_Set exercise_.
Copy out the listing that follows exactly, dropping every picture.

_Dataset records_.
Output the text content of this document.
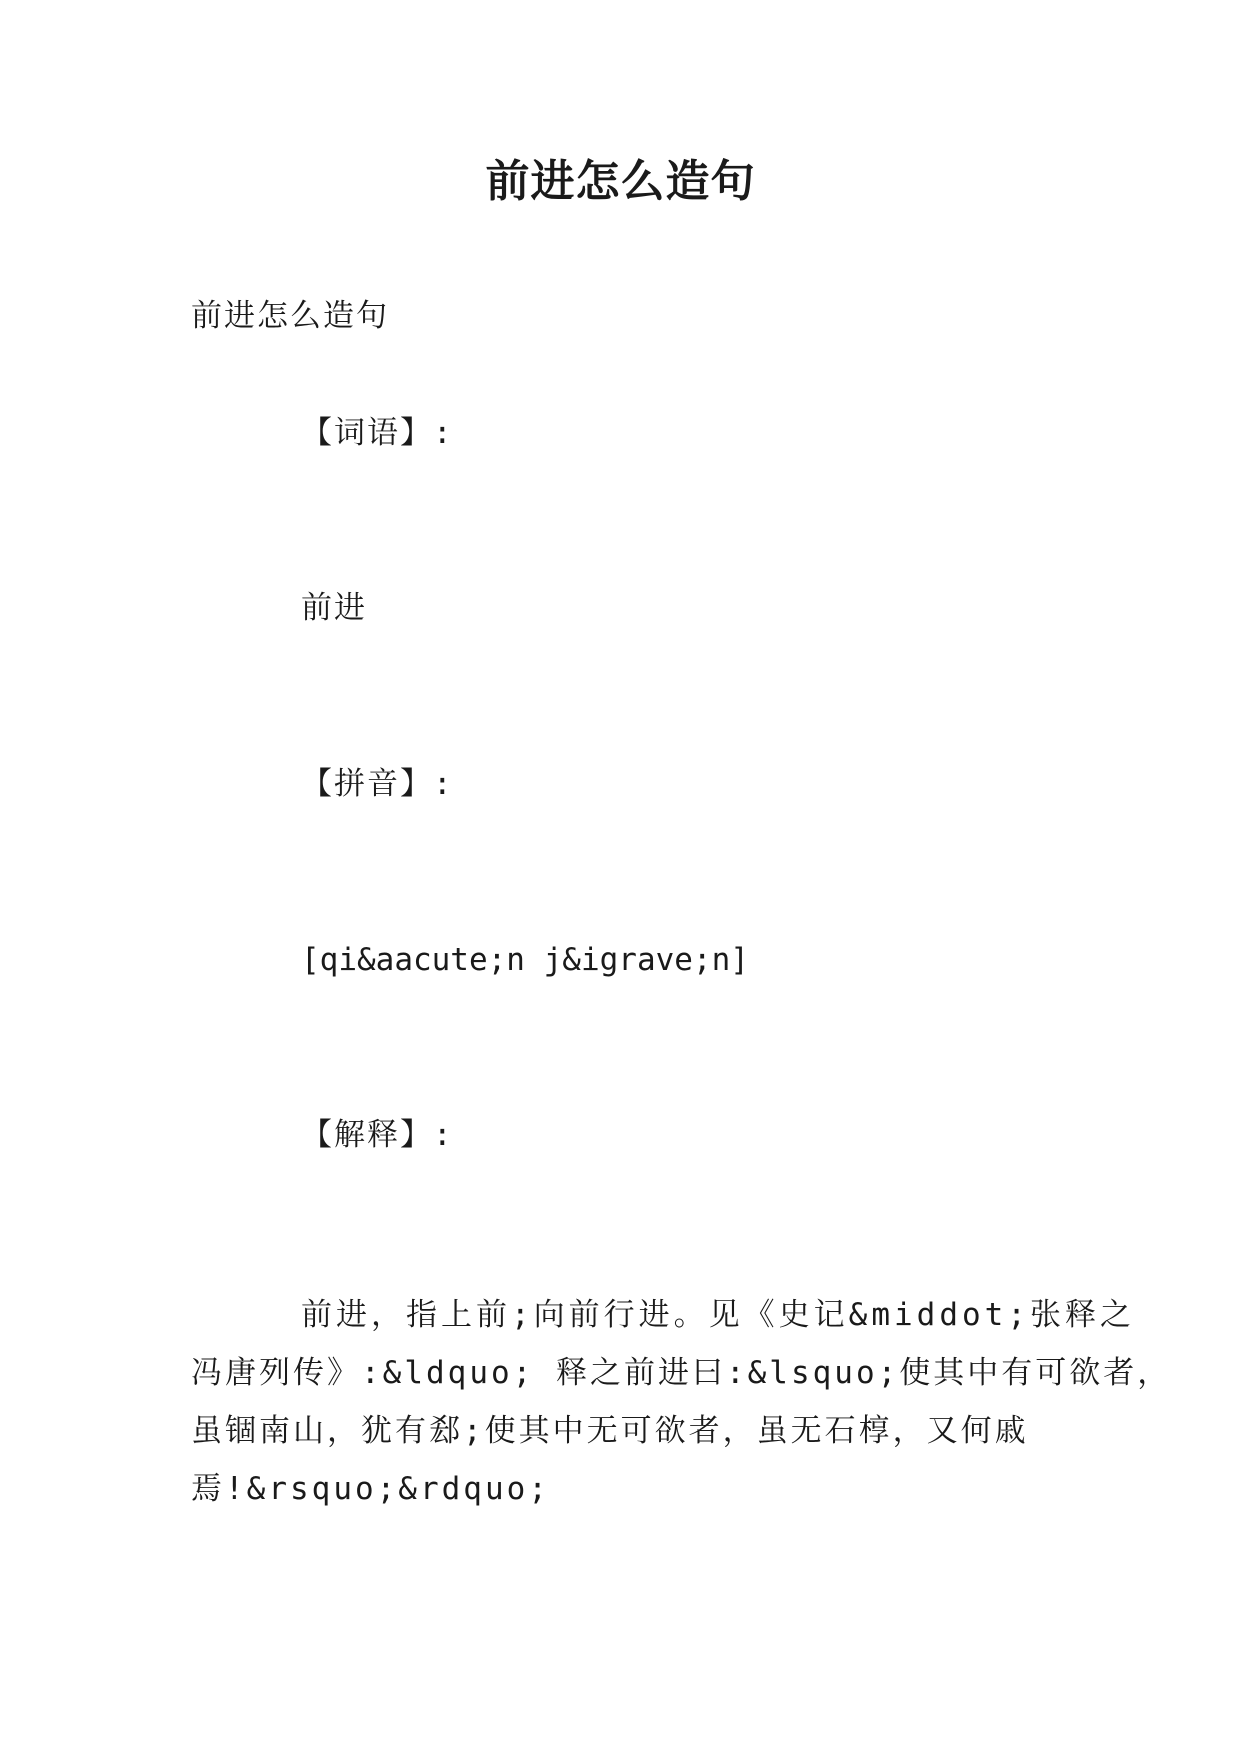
前进怎么造句
前进怎么造句
【词语】:
前进
【拼音】:
[qi&aacute;n j&igrave;n]
【解释】:
前进，指上前;向前行进。见《史记&middot;张释之
冯唐列传》:&ldquo; 释之前进曰:&lsquo;使其中有可欲者，
虽锢南山，犹有郄;使其中无可欲者，虽无石椁，又何戚
焉!&rsquo;&rdquo;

_Task result_.
Output the text content of this document.
前进怎么造句
前进怎么造句
【词语】:
前进
【拼音】:
[qi&aacute;n j&igrave;n]
【解释】:
前进，指上前;向前行进。见《史记&middot;张释之
冯唐列传》:&ldquo; 释之前进曰:&lsquo;使其中有可欲者，
虽锢南山，犹有郄;使其中无可欲者，虽无石椁，又何戚
焉!&rsquo;&rdquo;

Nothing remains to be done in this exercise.